Ensemble, nous allons vivre une très, très grande histoire d’amour…
Souvent, Pascal Thomas (« Les Zozos », « Mercredi folle journée ») nous a enchantés, inventant à sa manière, flâneuse, cinéphile, amusée, un temps personnel dans le cinéma qui pourtant en conjugue de nombreux : celui du passé décalé. Jamais tout à fait hier, jamais tout à fait aujourd’hui non plus, qu’il ressent comme brutal et cupide : cet aimable sexagénaire n’aime rien tant que d’être à contre-courant. L’irrévérence, parfois paillarde, toujours généreuse de ses films, n’étant pas la moindre de ses qualités. Un éloge de la fuite, qui, lorsqu’il est combiné à cette légèreté un rien absurde qu’empruntent parfois les rêves, donne à voir, par exemple, ces deux gourmandises que sont « Mon petit doigt m’a dit » et « Le crime est notre affaire » ! C’est peu dire, alors, que critiques et public se sont lovés éperdument dans ces adaptations savoureuses, folles et rythmées d’Agatha Christie.
Le souci avec « Ensemble nous allons vivre une très, très grande histoire d’amour… », nouvel opus de ce quasi-stakhanoviste de la pellicule (son cinquième long métrage depuis 2005), c’est que de rythme, de folie et de saveur, il n’y en a quasiment point… Du coup, le passé recomposé de cet hommage – ironique et tendre – au roman photo des années 50/60 semble tout bêtement vieillot. Et tandis que le cinéaste et ses complices entendent, au pire, nous faire sourire des mésaventures burlesques de leurs personnages, l’on reste souvent de marbre.
Décalés/Recalés
Attention, nulle méprise : ne suinte de ce chromo appuyé, revendiqué même, aucune nostalgie rance (du genre « c’était mieux avant »). Non : adaptant avec gourmandise une histoire ancienne du trio Age-Scarpelli-Risi, maître d’œuvre de l’âge d’or de la comédie italienne, Pascal Thomas et ses co-scénaristes fidèles (François Caviglioli, Clémence de Biéville) semblent essentiellement s’amuser, tels de vieux garnements érudits et farceurs, qui convoqueraient tous les stéréotypes du genre, à savoir le jeune premier, la jeune première, le poids du hasard dans leurs destinées, la passion, les serments, les malentendus, les départs, les retrouvailles, etc.

|---|

▸ Énoncé: Reprenez la critique du film de Pascal Thomas à la suite de sa dernière phrase. Les lignes ci-dessous proviennent d'une autre source.

|---|

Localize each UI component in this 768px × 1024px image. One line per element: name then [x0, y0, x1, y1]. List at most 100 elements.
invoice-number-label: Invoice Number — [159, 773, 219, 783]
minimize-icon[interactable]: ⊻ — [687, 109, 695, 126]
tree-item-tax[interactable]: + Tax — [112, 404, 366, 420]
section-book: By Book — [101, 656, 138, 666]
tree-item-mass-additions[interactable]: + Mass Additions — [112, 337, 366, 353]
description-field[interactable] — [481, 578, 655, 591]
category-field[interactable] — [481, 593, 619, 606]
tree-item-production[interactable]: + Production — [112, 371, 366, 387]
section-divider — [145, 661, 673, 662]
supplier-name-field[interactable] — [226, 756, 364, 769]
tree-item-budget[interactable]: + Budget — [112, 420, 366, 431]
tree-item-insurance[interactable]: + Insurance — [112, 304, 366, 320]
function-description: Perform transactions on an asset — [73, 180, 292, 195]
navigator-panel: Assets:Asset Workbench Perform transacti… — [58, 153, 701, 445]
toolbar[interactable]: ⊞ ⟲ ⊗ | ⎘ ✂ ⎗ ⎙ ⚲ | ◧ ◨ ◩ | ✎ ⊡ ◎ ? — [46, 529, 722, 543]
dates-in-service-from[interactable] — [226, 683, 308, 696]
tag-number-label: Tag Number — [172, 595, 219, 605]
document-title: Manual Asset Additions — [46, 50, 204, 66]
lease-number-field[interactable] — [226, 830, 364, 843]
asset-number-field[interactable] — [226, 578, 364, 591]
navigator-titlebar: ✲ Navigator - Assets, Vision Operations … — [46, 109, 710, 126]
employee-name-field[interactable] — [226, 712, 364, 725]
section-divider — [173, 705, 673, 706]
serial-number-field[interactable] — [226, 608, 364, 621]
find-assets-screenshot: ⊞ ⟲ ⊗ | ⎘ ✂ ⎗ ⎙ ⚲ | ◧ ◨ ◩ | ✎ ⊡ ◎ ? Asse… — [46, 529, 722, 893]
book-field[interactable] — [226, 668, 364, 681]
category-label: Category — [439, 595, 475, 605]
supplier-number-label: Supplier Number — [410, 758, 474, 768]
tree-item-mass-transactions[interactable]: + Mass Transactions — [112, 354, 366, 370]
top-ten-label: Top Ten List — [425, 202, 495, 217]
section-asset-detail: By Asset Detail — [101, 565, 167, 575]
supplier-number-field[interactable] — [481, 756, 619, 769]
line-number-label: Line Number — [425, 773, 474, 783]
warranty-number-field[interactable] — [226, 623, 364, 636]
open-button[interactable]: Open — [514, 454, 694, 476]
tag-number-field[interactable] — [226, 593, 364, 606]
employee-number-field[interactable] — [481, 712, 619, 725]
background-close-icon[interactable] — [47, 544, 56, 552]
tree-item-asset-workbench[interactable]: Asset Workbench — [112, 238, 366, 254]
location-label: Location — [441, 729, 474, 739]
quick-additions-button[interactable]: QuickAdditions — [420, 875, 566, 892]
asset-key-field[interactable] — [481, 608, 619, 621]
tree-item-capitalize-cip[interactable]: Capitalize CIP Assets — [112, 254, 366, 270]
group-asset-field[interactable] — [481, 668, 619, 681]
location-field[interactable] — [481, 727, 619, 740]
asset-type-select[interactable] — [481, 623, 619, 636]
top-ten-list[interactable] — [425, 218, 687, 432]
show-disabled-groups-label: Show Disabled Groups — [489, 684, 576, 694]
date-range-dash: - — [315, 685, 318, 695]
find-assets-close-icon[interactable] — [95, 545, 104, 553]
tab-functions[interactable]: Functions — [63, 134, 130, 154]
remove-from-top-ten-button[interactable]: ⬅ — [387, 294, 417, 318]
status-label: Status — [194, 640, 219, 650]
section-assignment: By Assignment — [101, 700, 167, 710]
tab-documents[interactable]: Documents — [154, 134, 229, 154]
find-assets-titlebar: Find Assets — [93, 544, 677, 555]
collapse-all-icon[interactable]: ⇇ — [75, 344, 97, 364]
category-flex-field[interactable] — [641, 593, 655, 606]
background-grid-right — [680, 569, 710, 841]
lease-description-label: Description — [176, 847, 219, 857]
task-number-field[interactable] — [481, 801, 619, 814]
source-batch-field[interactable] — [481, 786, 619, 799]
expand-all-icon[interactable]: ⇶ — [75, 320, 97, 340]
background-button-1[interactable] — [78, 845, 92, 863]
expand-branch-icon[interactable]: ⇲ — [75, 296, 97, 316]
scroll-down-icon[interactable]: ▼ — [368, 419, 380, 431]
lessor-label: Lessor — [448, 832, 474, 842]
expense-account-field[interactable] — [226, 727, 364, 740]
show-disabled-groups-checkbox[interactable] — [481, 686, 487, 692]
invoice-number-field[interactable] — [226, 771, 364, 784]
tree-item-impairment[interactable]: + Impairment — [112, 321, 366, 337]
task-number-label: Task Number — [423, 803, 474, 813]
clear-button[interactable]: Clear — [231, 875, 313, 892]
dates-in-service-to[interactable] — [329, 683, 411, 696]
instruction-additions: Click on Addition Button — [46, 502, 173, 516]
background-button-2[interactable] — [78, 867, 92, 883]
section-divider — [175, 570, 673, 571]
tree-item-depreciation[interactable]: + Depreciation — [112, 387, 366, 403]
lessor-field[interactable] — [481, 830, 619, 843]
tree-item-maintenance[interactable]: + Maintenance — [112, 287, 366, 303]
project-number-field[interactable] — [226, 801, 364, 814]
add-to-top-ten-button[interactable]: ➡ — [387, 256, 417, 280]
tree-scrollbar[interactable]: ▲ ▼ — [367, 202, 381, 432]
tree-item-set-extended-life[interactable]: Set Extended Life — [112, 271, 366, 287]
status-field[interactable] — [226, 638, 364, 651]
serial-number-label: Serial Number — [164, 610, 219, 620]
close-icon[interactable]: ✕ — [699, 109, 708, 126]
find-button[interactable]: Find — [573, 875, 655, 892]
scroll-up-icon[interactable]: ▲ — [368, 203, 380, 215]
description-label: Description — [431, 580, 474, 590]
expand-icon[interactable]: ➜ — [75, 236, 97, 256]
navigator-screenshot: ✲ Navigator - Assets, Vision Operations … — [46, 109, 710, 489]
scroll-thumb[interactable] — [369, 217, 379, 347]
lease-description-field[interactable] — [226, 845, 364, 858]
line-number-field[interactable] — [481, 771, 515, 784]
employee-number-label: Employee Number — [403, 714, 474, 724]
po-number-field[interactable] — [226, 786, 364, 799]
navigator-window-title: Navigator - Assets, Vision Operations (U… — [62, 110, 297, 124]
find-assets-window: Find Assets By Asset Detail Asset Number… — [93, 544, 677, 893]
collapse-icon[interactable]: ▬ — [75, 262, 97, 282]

|---|

▸ Réponse:
Jusque là, tout va bien. Le souci, c’est qu’entre fougue littérale et ironie distanciée, cette fable faussement innocente peine à trouver son ton. D’autant qu’elle s’appuie, forcément – codes du genre obligent – sur une trame narrative extrêmement ténue : c’est dire qu’en dépit de ses nombreux rebondissements, l’histoire est peu variée, prévisible, voire désuète (le mariage empêché par le père bougon, ou la fiancée répudiée parce qu’elle aurait fauté, autrefois, avec un bellâtre). De fait l’on s’ennuie assez vite, en dépit d’une galerie de personnages secondaires, un peu plus « verts », voire théâtraux : ainsi Guillaume Gallienne, excellent dans le rôle du mari sourd-muet, qui tire l’ensemble vers Feydeau, avec une pointe du Harpo des Marx Brothers.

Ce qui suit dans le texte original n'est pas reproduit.